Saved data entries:

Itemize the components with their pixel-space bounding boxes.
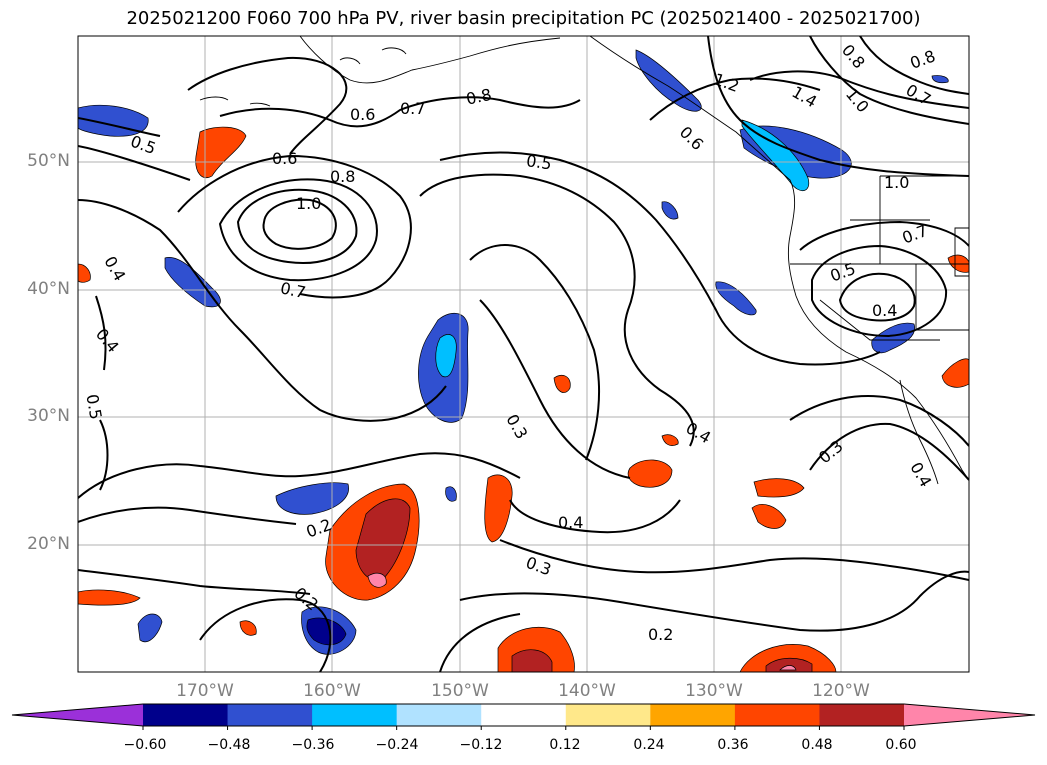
- colorbar-tick-label: −0.36: [291, 737, 335, 753]
- colorbar-extend-max: [904, 704, 1035, 726]
- lat-label: 20°N: [27, 534, 70, 554]
- colorbar-tick-label: −0.48: [207, 737, 251, 753]
- lon-label: 150°W: [431, 681, 489, 701]
- map-frame: [77, 35, 970, 673]
- lon-label: 120°W: [812, 681, 870, 701]
- contour-label: 0.4: [558, 513, 583, 532]
- contour-label: 0.7: [400, 99, 425, 118]
- lat-label: 30°N: [27, 406, 70, 426]
- colorbar-segment: [565, 704, 651, 726]
- colorbar-segment: [396, 704, 482, 726]
- colorbar-segment: [312, 704, 398, 726]
- figure-title: 2025021200 F060 700 hPa PV, river basin …: [126, 8, 921, 29]
- lat-label: 50°N: [27, 151, 70, 171]
- contour-label: 0.6: [350, 105, 375, 124]
- contour-label: 0.5: [525, 151, 553, 173]
- colorbar-tick-label: 0.60: [885, 737, 917, 753]
- lon-label: 160°W: [303, 681, 361, 701]
- contour-label: 0.8: [464, 85, 493, 109]
- lon-label: 170°W: [176, 681, 234, 701]
- colorbar-tick-label: −0.24: [375, 737, 419, 753]
- contour-label: 0.5: [82, 393, 105, 421]
- lon-label: 140°W: [558, 681, 616, 701]
- colorbar-extend-min: [12, 704, 143, 726]
- colorbar-segment: [143, 704, 229, 726]
- positive-precip-shading: [78, 126, 969, 672]
- contour-label: 0.4: [872, 301, 897, 320]
- graticule: [78, 36, 969, 672]
- pv-contours: [78, 36, 969, 672]
- colorbar-tick-label: 0.24: [633, 737, 665, 753]
- colorbar-tick-label: −0.60: [123, 737, 167, 753]
- contour-label: 0.2: [648, 625, 673, 644]
- contour-label: 0.8: [330, 167, 355, 186]
- contour-label: 1.0: [296, 194, 321, 213]
- colorbar-segment: [227, 704, 313, 726]
- contour-label: 0.6: [272, 149, 297, 168]
- colorbar-tick-label: 0.48: [801, 737, 833, 753]
- colorbar-tick-label: −0.12: [459, 737, 503, 753]
- colorbar-tick-label: 0.12: [549, 737, 581, 753]
- colorbar: [11, 703, 1036, 730]
- contour-label: 1.0: [884, 173, 909, 192]
- map-panel: 0.5 0.6 0.7 0.8 1.0 0.8 0.6 0.7 0.5 1.2 …: [78, 36, 969, 672]
- colorbar-segment: [819, 704, 905, 726]
- colorbar-segment: [650, 704, 736, 726]
- colorbar-tick-label: 0.36: [717, 737, 749, 753]
- contour-label: 0.7: [279, 278, 308, 302]
- lon-label: 130°W: [685, 681, 743, 701]
- lat-label: 40°N: [27, 279, 70, 299]
- colorbar-segment: [481, 704, 567, 726]
- colorbar-segment: [734, 704, 820, 726]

**REQUIRED TASK:**
Reproduce every line of the records above verbatim, omitting the pictures.

**FINAL RESULT:**
Itemize the components with their pixel-space bounding boxes.
- colorbar-tick-label: −0.36: [291, 737, 335, 753]
- colorbar-extend-max: [904, 704, 1035, 726]
- lat-label: 20°N: [27, 534, 70, 554]
- colorbar-tick-label: −0.48: [207, 737, 251, 753]
- lon-label: 150°W: [431, 681, 489, 701]
- map-frame: [77, 35, 970, 673]
- lon-label: 120°W: [812, 681, 870, 701]
- contour-label: 0.4: [558, 513, 583, 532]
- contour-label: 0.7: [400, 99, 425, 118]
- lat-label: 30°N: [27, 406, 70, 426]
- colorbar-segment: [565, 704, 651, 726]
- colorbar-segment: [396, 704, 482, 726]
- colorbar-segment: [312, 704, 398, 726]
- figure-title: 2025021200 F060 700 hPa PV, river basin …: [126, 8, 921, 29]
- lat-label: 50°N: [27, 151, 70, 171]
- contour-label: 0.6: [350, 105, 375, 124]
- contour-label: 0.5: [525, 151, 553, 173]
- colorbar-tick-label: 0.60: [885, 737, 917, 753]
- lon-label: 160°W: [303, 681, 361, 701]
- contour-label: 0.8: [464, 85, 493, 109]
- lon-label: 170°W: [176, 681, 234, 701]
- colorbar-tick-label: −0.24: [375, 737, 419, 753]
- contour-label: 0.5: [82, 393, 105, 421]
- lon-label: 140°W: [558, 681, 616, 701]
- colorbar-extend-min: [12, 704, 143, 726]
- colorbar-segment: [143, 704, 229, 726]
- positive-precip-shading: [78, 126, 969, 672]
- contour-label: 0.4: [872, 301, 897, 320]
- graticule: [78, 36, 969, 672]
- pv-contours: [78, 36, 969, 672]
- colorbar-tick-label: 0.24: [633, 737, 665, 753]
- colorbar-tick-label: −0.60: [123, 737, 167, 753]
- contour-label: 0.2: [648, 625, 673, 644]
- contour-label: 0.8: [330, 167, 355, 186]
- contour-label: 1.0: [296, 194, 321, 213]
- colorbar-segment: [227, 704, 313, 726]
- contour-label: 0.6: [272, 149, 297, 168]
- colorbar-tick-label: 0.48: [801, 737, 833, 753]
- colorbar-tick-label: −0.12: [459, 737, 503, 753]
- colorbar-tick-label: 0.12: [549, 737, 581, 753]
- colorbar: [11, 703, 1036, 730]
- contour-label: 1.0: [884, 173, 909, 192]
- map-panel: 0.5 0.6 0.7 0.8 1.0 0.8 0.6 0.7 0.5 1.2 …: [78, 36, 969, 672]
- colorbar-segment: [819, 704, 905, 726]
- colorbar-segment: [650, 704, 736, 726]
- colorbar-tick-label: 0.36: [717, 737, 749, 753]
- contour-label: 0.7: [279, 278, 308, 302]
- lon-label: 130°W: [685, 681, 743, 701]
- lat-label: 40°N: [27, 279, 70, 299]
- colorbar-segment: [481, 704, 567, 726]
- colorbar-segment: [734, 704, 820, 726]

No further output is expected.